Aim a
In the rows, begin at the line that has "- table-cell: 746: [317, 218, 415, 236]" and stop after the line that has "- table-cell: Chile: [65, 250, 146, 267]". Reproduce only those lines with "callout-label" replaced by "annotation-label", and leave everything else unchanged.

1. Introduction

A toroidal dipole is produced by poloidal currents with a corresponding closed head-to-tail magnetic loop. It is an elementary electromagnetic source, and is usually overlooked in natural media because it arises against a background of much stronger electric and magnetic dipoles [1,2]. A few years ago, the dynamic toroidal dipole response was experimentally demonstrated using metamaterials in the microwave region [1]. It has subsequently been applied in different frequency regions by employing various nanostructures, including dielectric and metallic metamaterials [3–21]. The interference between the toroidal and electric dipoles can suppress the far-field radiation and create a nonradiative anapole mode [22–32], which was also first verified experimentally in the microwave range using metallic split-ring metamaterials [22]. Miroshnichenko et al. extended this concept to the visible region using dielectric nanoparticles in 2015 [23]. Owing to their pronounced confinement of energy, nanostructures supporting anapoles have shown great potential in applications such as harmonic generation [33], Raman scattering enhancement [34], nanolasers [35], and sensors [36].

Data listing

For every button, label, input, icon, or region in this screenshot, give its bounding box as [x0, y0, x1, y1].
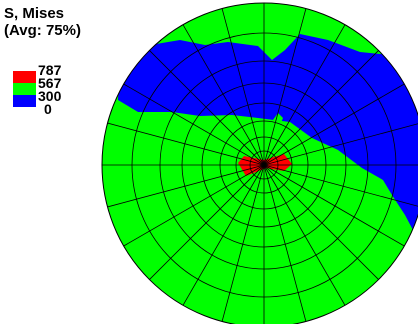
legend-value-787: 787	[38, 62, 62, 78]
mesh-spoke	[263, 164, 307, 322]
legend-subtitle: (Avg: 75%)	[4, 22, 81, 39]
mesh-spoke	[263, 83, 405, 166]
mesh-spoke	[263, 8, 307, 166]
mesh-spoke	[149, 164, 265, 280]
mesh-spoke	[263, 24, 346, 166]
mesh-spoke	[263, 164, 418, 208]
mesh-spoke	[221, 8, 265, 166]
mesh-spoke	[182, 24, 265, 166]
mesh-spoke	[263, 164, 379, 280]
mesh-spoke	[263, 164, 346, 306]
mesh-spoke	[123, 83, 265, 166]
green-stress-wedge	[265, 113, 283, 162]
disk-outline	[101, 2, 418, 324]
legend-value-300: 300	[38, 88, 62, 104]
mesh-spoke	[263, 122, 418, 166]
legend-swatch-green	[13, 83, 36, 95]
mesh-spoke	[123, 164, 265, 247]
mesh-spoke	[221, 164, 265, 322]
blue-stress-region	[118, 34, 418, 240]
mesh-spoke	[263, 50, 379, 166]
legend-title: S, Mises	[4, 5, 65, 22]
mesh-lines	[102, 3, 418, 324]
mesh-spoke	[107, 122, 265, 166]
mesh-spoke	[149, 50, 265, 166]
legend-value-0: 0	[44, 101, 52, 117]
legend-value-567: 567	[38, 75, 62, 91]
mesh-spoke	[107, 164, 265, 208]
mesh-spoke	[182, 164, 265, 306]
legend-swatch-red	[13, 71, 36, 83]
legend-swatch-blue	[13, 95, 36, 107]
mesh-spoke	[263, 164, 405, 247]
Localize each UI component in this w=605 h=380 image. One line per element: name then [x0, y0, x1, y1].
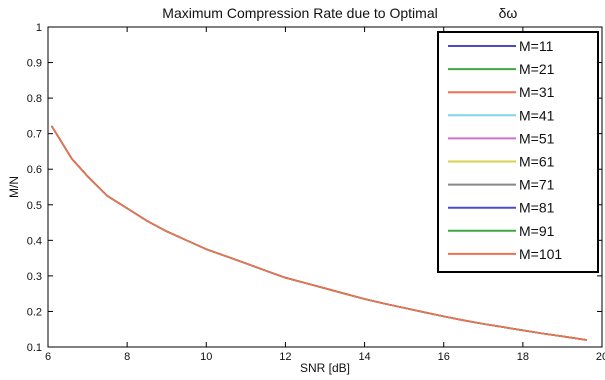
y-tick-label: 0.5	[27, 200, 42, 212]
y-tick-label: 0.4	[27, 235, 42, 247]
legend-label: M=71	[519, 177, 555, 193]
x-axis-label: SNR [dB]	[300, 361, 350, 375]
legend-label: M=31	[519, 84, 555, 100]
legend-label: M=41	[519, 107, 555, 123]
x-tick-label: 14	[358, 351, 370, 363]
legend: M=11 M=21 M=31 M=41 M=51 M=61 M=71 M=81 M=91 M=10…	[437, 31, 599, 273]
x-tick-label: 6	[45, 351, 51, 363]
x-tick-label: 20	[596, 351, 605, 363]
chart-title-symbol: δω	[499, 5, 518, 21]
legend-label: M=101	[519, 246, 562, 262]
series-layer	[51, 125, 588, 341]
legend-box	[437, 31, 599, 273]
series-line-m101	[51, 125, 588, 341]
y-tick-label: 0.7	[27, 129, 42, 141]
legend-label: M=51	[519, 130, 555, 146]
chart-title: Maximum Compression Rate due to Optimal	[162, 5, 437, 21]
y-tick-label: 0.3	[27, 271, 42, 283]
x-axis: 6 8 10 12 14 16 18 20	[45, 27, 605, 363]
legend-label: M=11	[519, 38, 554, 54]
legend-label: M=91	[519, 223, 555, 239]
y-tick-label: 1	[36, 22, 42, 34]
y-tick-label: 0.2	[27, 306, 42, 318]
x-tick-label: 12	[279, 351, 291, 363]
legend-label: M=61	[519, 154, 555, 170]
y-axis-label: M/N	[7, 176, 21, 198]
y-tick-label: 0.9	[27, 58, 42, 70]
y-tick-label: 0.6	[27, 164, 42, 176]
x-tick-label: 16	[438, 351, 450, 363]
x-tick-label: 10	[200, 351, 212, 363]
x-tick-label: 18	[517, 351, 529, 363]
legend-label: M=21	[519, 61, 555, 77]
y-tick-label: 0.1	[27, 342, 42, 354]
y-axis: 0.1 0.2 0.3 0.4 0.5 0.6 0.7 0.8 0.9 1	[27, 22, 602, 354]
x-tick-label: 8	[124, 351, 130, 363]
legend-label: M=81	[519, 200, 555, 216]
y-tick-label: 0.8	[27, 93, 42, 105]
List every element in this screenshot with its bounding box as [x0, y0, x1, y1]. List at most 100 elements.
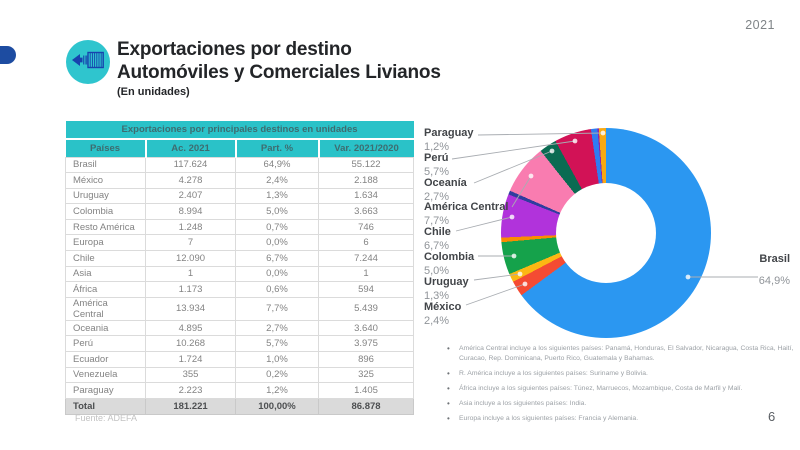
- table-cell: 746: [317, 218, 415, 236]
- table-cell: 4.895: [145, 319, 236, 337]
- table-cell: 3.640: [317, 319, 415, 337]
- callout-label: Oceanía: [424, 176, 467, 189]
- footnote-item: R. América incluye a los siguientes país…: [443, 368, 797, 379]
- table-cell: 117.624: [145, 156, 236, 174]
- table-cell: 5,7%: [235, 335, 319, 353]
- table-cell: Chile: [65, 250, 146, 267]
- table-column-header: Ac. 2021: [144, 139, 236, 157]
- callout-label: Chile: [424, 226, 451, 239]
- table-cell: Europa: [65, 234, 146, 252]
- table-row: Europa 7 0,0% 6: [65, 234, 415, 252]
- table-cell: 1: [145, 265, 236, 283]
- header-icon-badge: [66, 40, 110, 84]
- table-cell: 13.934: [145, 296, 236, 321]
- chart-callout: Colombia 5,0%: [424, 251, 534, 277]
- table-cell: 6,7%: [235, 250, 319, 267]
- table-cell: 100,00%: [235, 397, 319, 415]
- year-badge: 2021: [745, 18, 775, 32]
- table-row: Paraguay 2.223 1,2% 1.405: [65, 382, 415, 399]
- table-cell: 0,6%: [235, 281, 319, 298]
- callout-value: 64,9%: [758, 275, 790, 287]
- table-cell: 7,7%: [235, 296, 319, 321]
- page-number: 6: [768, 409, 776, 424]
- table-cell: 64,9%: [235, 156, 319, 174]
- table-row: Ecuador 1.724 1,0% 896: [65, 351, 415, 368]
- table-cell: 2,4%: [235, 172, 319, 189]
- table-cell: Total: [65, 397, 146, 415]
- source-note: Fuente: ADEFA: [75, 413, 138, 423]
- table-cell: Ecuador: [65, 351, 146, 368]
- callout-value: 7,7%: [424, 215, 450, 228]
- table-cell: 1.634: [317, 187, 415, 205]
- table-cell: 7.244: [317, 250, 415, 267]
- table-cell: 0,2%: [235, 366, 319, 384]
- table-cell: 6: [317, 234, 415, 252]
- destinations-table: Exportaciones por principales destinos e…: [65, 121, 415, 415]
- table-cell: Resto América: [65, 218, 146, 236]
- table-header-row: Países Ac. 2021 Part. % Var. 2021/2020: [65, 139, 414, 157]
- callout-label: Paraguay: [424, 127, 474, 139]
- chart-callout: Paraguay 1,2%: [424, 127, 534, 153]
- callout-value: 2,4%: [424, 314, 450, 327]
- table-row: Uruguay 2.407 1,3% 1.634: [65, 187, 415, 205]
- table-cell: Brasil: [65, 156, 146, 174]
- table-cell: 2,7%: [235, 319, 319, 337]
- table-row: Colombia 8.994 5,0% 3.663: [65, 203, 415, 220]
- table-cell: Perú: [65, 335, 146, 353]
- slide-edge-accent: [0, 46, 16, 64]
- table-cell: Paraguay: [65, 382, 146, 399]
- table-cell: 1,3%: [235, 187, 319, 205]
- footnotes-list: América Central incluye a los siguientes…: [443, 343, 797, 429]
- table-cell: 3.663: [317, 203, 415, 220]
- callout-value: 1,2%: [424, 141, 450, 153]
- chart-callout: Oceanía 2,7%: [424, 177, 534, 203]
- table-cell: 12.090: [145, 250, 236, 267]
- chart-callout-brasil: Brasil 64,9%: [700, 253, 790, 287]
- table-cell: 0,0%: [235, 265, 319, 283]
- table-cell: 1.248: [145, 218, 236, 236]
- table-cell: 1.724: [145, 351, 236, 368]
- table-cell: 7: [145, 234, 236, 252]
- table-cell: 181.221: [145, 397, 236, 415]
- table-cell: 55.122: [317, 156, 415, 174]
- callout-label: Perú: [424, 151, 449, 164]
- table-column-header: Países: [65, 139, 146, 157]
- table-cell: 8.994: [145, 203, 236, 220]
- footnote-item: Europa incluye a los siguientes países: …: [443, 413, 797, 424]
- page-title-line1: Exportaciones por destino: [117, 39, 352, 60]
- callout-value: 1,3%: [424, 289, 450, 302]
- callout-value: 2,7%: [424, 190, 450, 203]
- table-cell: Oceania: [65, 319, 146, 337]
- footnote-item: América Central incluye a los siguientes…: [443, 343, 797, 363]
- callout-label: Uruguay: [424, 275, 469, 288]
- table-row: México 4.278 2,4% 2.188: [65, 172, 415, 189]
- callout-label: Brasil: [759, 253, 790, 265]
- table-row: América Central 13.934 7,7% 5.439: [65, 296, 415, 321]
- table-cell: 1: [317, 265, 415, 283]
- table-cell: 4.278: [145, 172, 236, 189]
- table-cell: 896: [317, 351, 415, 368]
- table-cell: 1.405: [317, 382, 415, 399]
- chart-callout: Chile 6,7%: [424, 226, 534, 252]
- table-cell: 0,0%: [235, 234, 319, 252]
- table-row: Brasil 117.624 64,9% 55.122: [65, 156, 415, 174]
- table-cell: 594: [317, 281, 415, 298]
- table-body: Brasil 117.624 64,9% 55.122 México 4.278 2,4% 2…: [65, 156, 415, 415]
- page-subtitle: (En unidades): [117, 86, 190, 98]
- table-title: Exportaciones por principales destinos e…: [65, 121, 414, 140]
- table-cell: Colombia: [65, 203, 146, 220]
- table-cell: África: [65, 281, 146, 298]
- table-cell: América Central: [65, 296, 146, 321]
- chart-callout: Uruguay 1,3%: [424, 276, 534, 302]
- chart-callout: Perú 5,7%: [424, 152, 534, 178]
- callout-value: 6,7%: [424, 240, 450, 253]
- table-cell: 355: [145, 366, 236, 384]
- table-row: Resto América 1.248 0,7% 746: [65, 218, 415, 236]
- table-cell: 1,0%: [235, 351, 319, 368]
- table-column-header: Var. 2021/2020: [317, 139, 414, 157]
- page-title-line2: Automóviles y Comerciales Livianos: [117, 62, 441, 83]
- callout-label: México: [424, 300, 462, 313]
- table-cell: Venezuela: [65, 366, 146, 384]
- table-row: Perú 10.268 5,7% 3.975: [65, 335, 415, 353]
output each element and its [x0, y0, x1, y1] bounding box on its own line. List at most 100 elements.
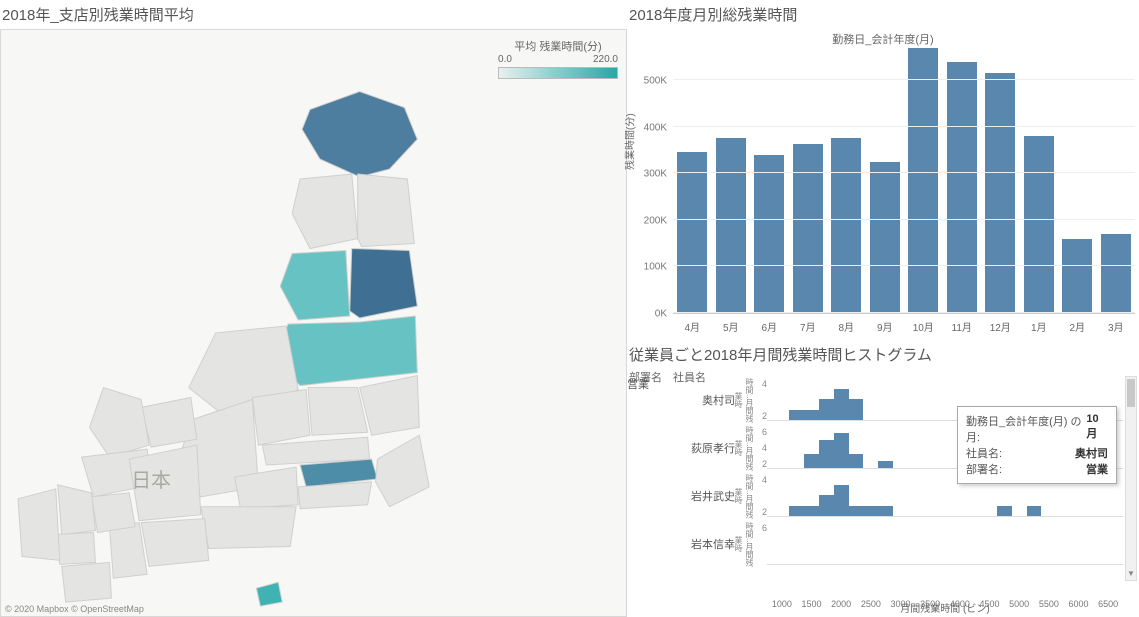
bar-yaxis: 0K100K200K300K400K500K: [627, 44, 671, 314]
region-hyogo[interactable]: [18, 489, 60, 561]
hist-bar[interactable]: [819, 399, 834, 420]
bar-10月[interactable]: [908, 48, 938, 313]
map-legend: 平均 残業時間(分) 0.0 220.0: [498, 38, 618, 79]
region-tochigi[interactable]: [308, 388, 368, 436]
hist-bar[interactable]: [804, 506, 819, 517]
bar-1月[interactable]: [1024, 136, 1054, 313]
legend-title: 平均 残業時間(分): [498, 38, 618, 54]
map-attribution: © 2020 Mapbox © OpenStreetMap: [5, 604, 144, 614]
bar-ytick: 400K: [644, 122, 667, 133]
japan-map[interactable]: 日本: [1, 30, 626, 616]
hist-mini-yaxis: 42: [755, 379, 767, 421]
hist-name-label: 岩井武史: [671, 488, 741, 504]
hist-bar[interactable]: [819, 440, 834, 468]
bar-chart: 2018年度月別総残業時間 勤務日_会計年度(月) 残業時間(分) 0K100K…: [627, 0, 1139, 340]
legend-max: 220.0: [593, 54, 618, 65]
bar-4月[interactable]: [677, 152, 707, 313]
bar-12月[interactable]: [985, 73, 1015, 313]
hist-bar[interactable]: [878, 506, 893, 517]
hist-title: 従業員ごと2018年月間残業時間ヒストグラム: [627, 340, 1139, 369]
hist-scrollbar[interactable]: ▲ ▼: [1125, 376, 1137, 581]
country-label: 日本: [131, 470, 171, 492]
hist-mini-yaxis: 42: [755, 475, 767, 517]
hist-mini-ylabel: 時間..月間残業時: [741, 424, 755, 472]
hist-bar[interactable]: [849, 506, 864, 517]
bar-xlabel: 12月: [981, 319, 1020, 334]
hist-bar[interactable]: [819, 495, 834, 516]
region-shizuoka[interactable]: [201, 507, 296, 549]
bar-ytick: 100K: [644, 262, 667, 273]
bar-xlabel: 3月: [1097, 319, 1136, 334]
region-osaka[interactable]: [56, 533, 96, 565]
hist-bar[interactable]: [997, 506, 1012, 517]
hist-plot[interactable]: [767, 523, 1123, 565]
hist-name-label: 岩本信幸: [671, 536, 741, 552]
hist-bar[interactable]: [863, 506, 878, 517]
bar-xaxis: 4月5月6月7月8月9月10月11月12月1月2月3月: [673, 319, 1135, 334]
bar-6月[interactable]: [754, 155, 784, 313]
hist-bar[interactable]: [789, 506, 804, 517]
scroll-down-icon[interactable]: ▼: [1126, 568, 1136, 580]
hist-name-label: 荻原孝行: [671, 440, 741, 456]
bar-ytick: 500K: [644, 76, 667, 87]
bar-xlabel: 1月: [1020, 319, 1059, 334]
bar-xlabel: 9月: [866, 319, 905, 334]
hist-mini-ylabel: 時間..月間残業時: [741, 520, 755, 568]
bar-xlabel: 11月: [943, 319, 982, 334]
hist-bar[interactable]: [789, 410, 804, 421]
map-panel: 2018年_支店別残業時間平均 日本 平均 残業時間(分) 0.0 220.0 …: [0, 0, 627, 617]
bar-5月[interactable]: [716, 138, 746, 313]
bar-3月[interactable]: [1101, 234, 1131, 313]
bar-xlabel: 4月: [673, 319, 712, 334]
legend-gradient: [498, 67, 618, 79]
right-panel: 2018年度月別総残業時間 勤務日_会計年度(月) 残業時間(分) 0K100K…: [627, 0, 1139, 617]
legend-min: 0.0: [498, 54, 512, 65]
hist-bar[interactable]: [849, 454, 864, 468]
region-miyagi[interactable]: [350, 249, 418, 319]
bar-8月[interactable]: [831, 138, 861, 313]
bar-ytick: 200K: [644, 215, 667, 226]
hist-mini-yaxis: 642: [755, 427, 767, 469]
hist-bar[interactable]: [1027, 506, 1042, 517]
region-iwate[interactable]: [358, 174, 415, 247]
bar-11月[interactable]: [947, 62, 977, 313]
hist-bar[interactable]: [834, 389, 849, 421]
map-title: 2018年_支店別残業時間平均: [0, 0, 627, 29]
region-shiga[interactable]: [92, 493, 136, 533]
scroll-thumb[interactable]: [1127, 379, 1135, 407]
bar-xlabel: 7月: [789, 319, 828, 334]
bar-xlabel: 8月: [827, 319, 866, 334]
bar-ytick: 0K: [655, 309, 667, 320]
hist-name-label: 奥村司: [671, 392, 741, 408]
tooltip: 勤務日_会計年度(月) の月:10月 社員名:奥村司 部署名:営業: [957, 406, 1117, 484]
hist-mini-ylabel: 時間..月間残業時: [741, 472, 755, 520]
region-wakayama[interactable]: [62, 562, 112, 602]
hist-xlabel: 月間残業時間 (ビン): [767, 600, 1123, 615]
bar-xlabel: 6月: [750, 319, 789, 334]
map-area[interactable]: 日本 平均 残業時間(分) 0.0 220.0 © 2020 Mapbox © …: [0, 29, 627, 617]
hist-mini-ylabel: 時間..月間残業時: [741, 376, 755, 424]
bar-2月[interactable]: [1062, 239, 1092, 313]
hist-bar[interactable]: [804, 410, 819, 421]
region-kyoto[interactable]: [58, 485, 96, 535]
hist-bar[interactable]: [878, 461, 893, 468]
bar-7月[interactable]: [793, 144, 823, 313]
bar-xlabel: 2月: [1058, 319, 1097, 334]
bar-ytick: 300K: [644, 169, 667, 180]
region-gunma[interactable]: [252, 390, 310, 446]
bar-xlabel: 5月: [712, 319, 751, 334]
bar-9月[interactable]: [870, 162, 900, 313]
histogram-panel: 従業員ごと2018年月間残業時間ヒストグラム 部署名 社員名 営業奥村司時間..…: [627, 340, 1139, 617]
region-aichi[interactable]: [141, 519, 209, 567]
bar-plot[interactable]: [673, 44, 1135, 314]
region-kanagawa[interactable]: [298, 482, 371, 509]
hist-bar[interactable]: [834, 485, 849, 517]
bar-xlabel: 10月: [904, 319, 943, 334]
hist-row[interactable]: 岩本信幸時間..月間残業時6: [627, 520, 1123, 568]
hist-bar[interactable]: [804, 454, 819, 468]
hist-bar[interactable]: [849, 399, 864, 420]
hist-bar[interactable]: [834, 433, 849, 468]
bar-title: 2018年度月別総残業時間: [627, 0, 1139, 29]
hist-dept-label: 営業: [627, 376, 671, 392]
hist-mini-yaxis: 6: [755, 523, 767, 565]
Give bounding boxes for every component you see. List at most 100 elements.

Aim b
According to the introduction on toroidal dipoles, why is the toroidal dipole usually overlooked in natural media?

Task result a
- table-cell: 746: [317, 218, 415, 236]
- table-cell: 4.895: [145, 319, 236, 337]
- table-cell: 3.640: [317, 319, 415, 337]
- annotation-label: Oceanía: [424, 176, 467, 189]
- footnote-item: R. América incluye a los siguientes país…: [443, 368, 797, 379]
- table-cell: 117.624: [145, 156, 236, 174]
- table-cell: 5,7%: [235, 335, 319, 353]
- table-cell: Chile: [65, 250, 146, 267]

Task result b
It is usually overlooked because it arises against a background of much stronger electric and magnetic dipoles.